--- RECORDS SUPPLIED ---
────────────────────

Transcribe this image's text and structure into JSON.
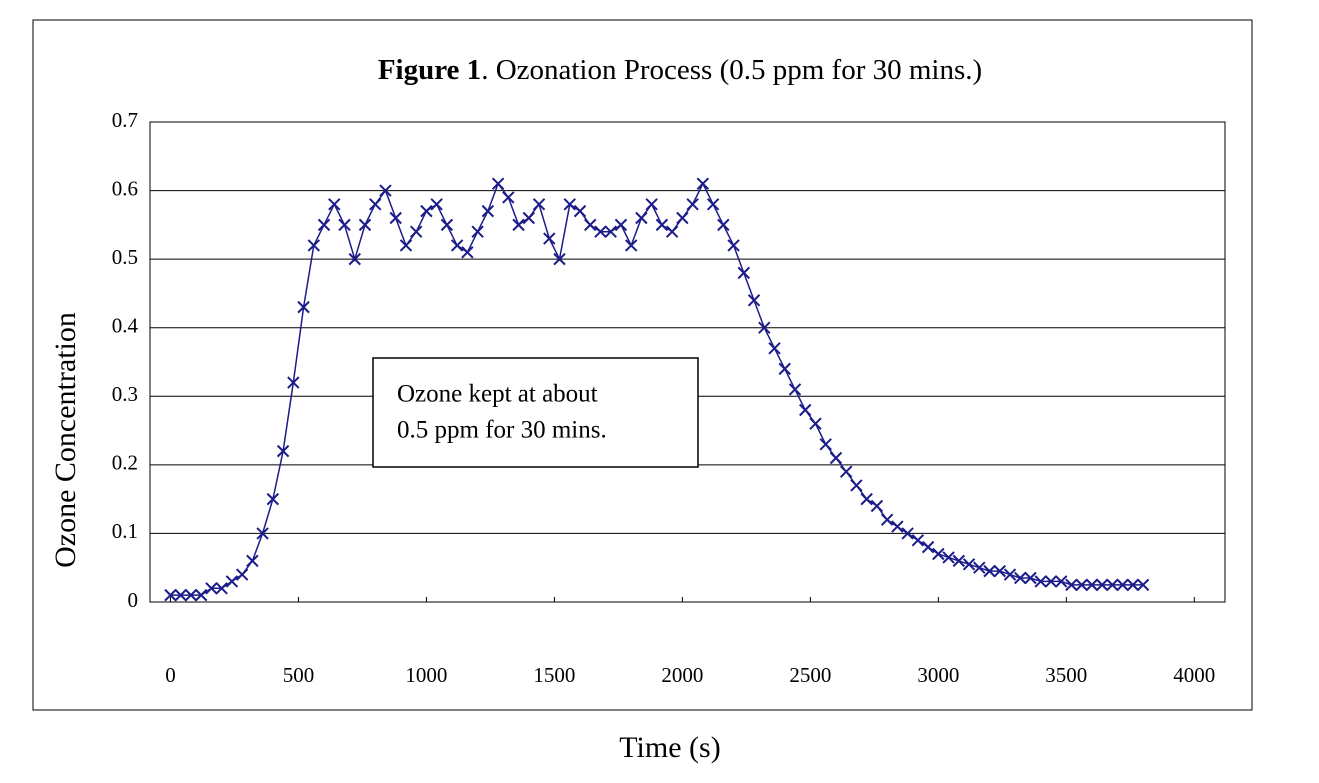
{
  "chart_data": {
    "type": "line",
    "title": [
      "Figure 1",
      ". Ozonation Process (0.5 ppm for 30 mins.)"
    ],
    "xlabel": "Time (s)",
    "ylabel": "Ozone Concentration",
    "annotation": [
      "Ozone kept at about",
      "0.5 ppm for 30 mins."
    ],
    "color": "#1c1c8a",
    "marker": "x",
    "grid": true,
    "xlim": [
      -80,
      4120
    ],
    "xticks": [
      0,
      500,
      1000,
      1500,
      2000,
      2500,
      3000,
      3500,
      4000
    ],
    "ylim": [
      0,
      0.7
    ],
    "yticks": [
      0,
      0.1,
      0.2,
      0.3,
      0.4,
      0.5,
      0.6,
      0.7
    ],
    "x": [
      0,
      40,
      80,
      120,
      160,
      200,
      240,
      280,
      320,
      360,
      400,
      440,
      480,
      520,
      560,
      600,
      640,
      680,
      720,
      760,
      800,
      840,
      880,
      920,
      960,
      1000,
      1040,
      1080,
      1120,
      1160,
      1200,
      1240,
      1280,
      1320,
      1360,
      1400,
      1440,
      1480,
      1520,
      1560,
      1600,
      1640,
      1680,
      1720,
      1760,
      1800,
      1840,
      1880,
      1920,
      1960,
      2000,
      2040,
      2080,
      2120,
      2160,
      2200,
      2240,
      2280,
      2320,
      2360,
      2400,
      2440,
      2480,
      2520,
      2560,
      2600,
      2640,
      2680,
      2720,
      2760,
      2800,
      2840,
      2880,
      2920,
      2960,
      3000,
      3040,
      3080,
      3120,
      3160,
      3200,
      3240,
      3280,
      3320,
      3360,
      3400,
      3440,
      3480,
      3520,
      3560,
      3600,
      3640,
      3680,
      3720,
      3760,
      3800
    ],
    "values": [
      0.01,
      0.01,
      0.01,
      0.01,
      0.02,
      0.02,
      0.03,
      0.04,
      0.06,
      0.1,
      0.15,
      0.22,
      0.32,
      0.43,
      0.52,
      0.55,
      0.58,
      0.55,
      0.5,
      0.55,
      0.58,
      0.6,
      0.56,
      0.52,
      0.54,
      0.57,
      0.58,
      0.55,
      0.52,
      0.51,
      0.54,
      0.57,
      0.61,
      0.59,
      0.55,
      0.56,
      0.58,
      0.53,
      0.5,
      0.58,
      0.57,
      0.55,
      0.54,
      0.54,
      0.55,
      0.52,
      0.56,
      0.58,
      0.55,
      0.54,
      0.56,
      0.58,
      0.61,
      0.58,
      0.55,
      0.52,
      0.48,
      0.44,
      0.4,
      0.37,
      0.34,
      0.31,
      0.28,
      0.26,
      0.23,
      0.21,
      0.19,
      0.17,
      0.15,
      0.14,
      0.12,
      0.11,
      0.1,
      0.09,
      0.08,
      0.07,
      0.065,
      0.06,
      0.055,
      0.05,
      0.045,
      0.045,
      0.04,
      0.035,
      0.035,
      0.03,
      0.03,
      0.03,
      0.025,
      0.025,
      0.025,
      0.025,
      0.025,
      0.025,
      0.025,
      0.025
    ]
  }
}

────────────────────

--- PROBLEM REQUIREMENTS ---
Search the entries for the word "Ozone" and gather every line where it appears.

--- CORRECT OUTPUT ---
    "ylabel": "Ozone Concentration",
      "Ozone kept at about",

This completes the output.